• Stated task
Your task is to give the listing below back word for word, pictures excluded.

• Data entries for graphics
##########

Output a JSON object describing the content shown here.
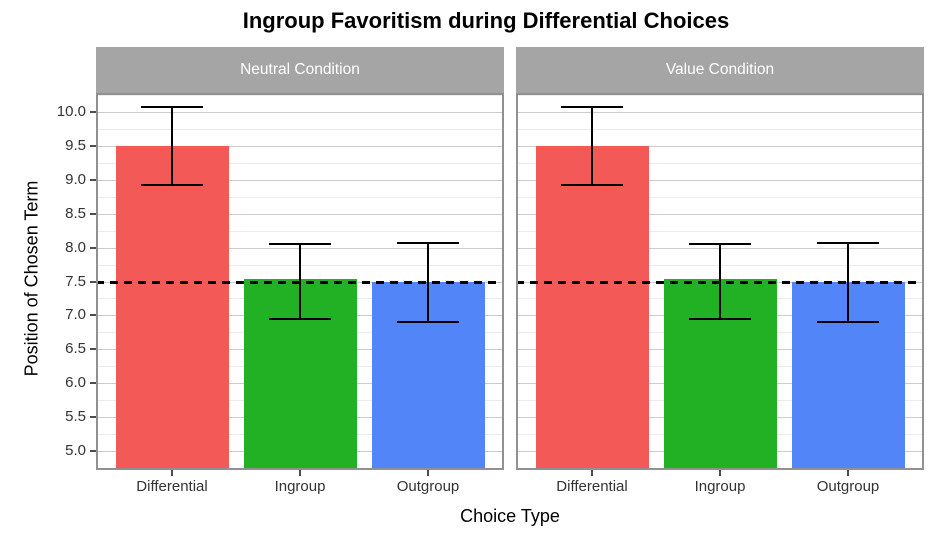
{
  "chart_data": {
    "type": "bar",
    "title": "Ingroup Favoritism during Differential Choices",
    "xlabel": "Choice Type",
    "ylabel": "Position of Chosen Term",
    "categories": [
      "Differential",
      "Ingroup",
      "Outgroup"
    ],
    "facets": [
      {
        "label": "Neutral Condition",
        "values": [
          9.5,
          7.53,
          7.49
        ],
        "ci_low": [
          8.93,
          6.95,
          6.91
        ],
        "ci_high": [
          10.08,
          8.05,
          8.07
        ]
      },
      {
        "label": "Value Condition",
        "values": [
          9.5,
          7.53,
          7.49
        ],
        "ci_low": [
          8.93,
          6.95,
          6.91
        ],
        "ci_high": [
          10.08,
          8.05,
          8.07
        ]
      }
    ],
    "bar_colors": [
      "#F35A57",
      "#22B025",
      "#5286F8"
    ],
    "reference_line": {
      "y": 7.5,
      "style": "dashed",
      "color": "#000000"
    },
    "y_ticks": [
      5.0,
      5.5,
      6.0,
      6.5,
      7.0,
      7.5,
      8.0,
      8.5,
      9.0,
      9.5,
      10.0
    ],
    "y_tick_labels": [
      "5.0",
      "5.5",
      "6.0",
      "6.5",
      "7.0",
      "7.5",
      "8.0",
      "8.5",
      "9.0",
      "9.5",
      "10.0"
    ],
    "ylim": [
      4.72,
      10.28
    ],
    "grid": {
      "major_step": 0.5,
      "minor_step": 0.25,
      "grid_on": true
    },
    "legend_position": "none",
    "error_bars": true
  }
}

##########

• Written solution
Output a JSON object describing the content shown here.
{
  "chart_data": {
    "type": "bar",
    "title": "Ingroup Favoritism during Differential Choices",
    "xlabel": "Choice Type",
    "ylabel": "Position of Chosen Term",
    "categories": [
      "Differential",
      "Ingroup",
      "Outgroup"
    ],
    "facets": [
      {
        "label": "Neutral Condition",
        "values": [
          9.5,
          7.53,
          7.49
        ],
        "ci_low": [
          8.93,
          6.95,
          6.91
        ],
        "ci_high": [
          10.08,
          8.05,
          8.07
        ]
      },
      {
        "label": "Value Condition",
        "values": [
          9.5,
          7.53,
          7.49
        ],
        "ci_low": [
          8.93,
          6.95,
          6.91
        ],
        "ci_high": [
          10.08,
          8.05,
          8.07
        ]
      }
    ],
    "bar_colors": [
      "#F35A57",
      "#22B025",
      "#5286F8"
    ],
    "reference_line": {
      "y": 7.5,
      "style": "dashed",
      "color": "#000000"
    },
    "y_ticks": [
      5.0,
      5.5,
      6.0,
      6.5,
      7.0,
      7.5,
      8.0,
      8.5,
      9.0,
      9.5,
      10.0
    ],
    "y_tick_labels": [
      "5.0",
      "5.5",
      "6.0",
      "6.5",
      "7.0",
      "7.5",
      "8.0",
      "8.5",
      "9.0",
      "9.5",
      "10.0"
    ],
    "ylim": [
      4.72,
      10.28
    ],
    "grid": {
      "major_step": 0.5,
      "minor_step": 0.25,
      "grid_on": true
    },
    "legend_position": "none",
    "error_bars": true
  }
}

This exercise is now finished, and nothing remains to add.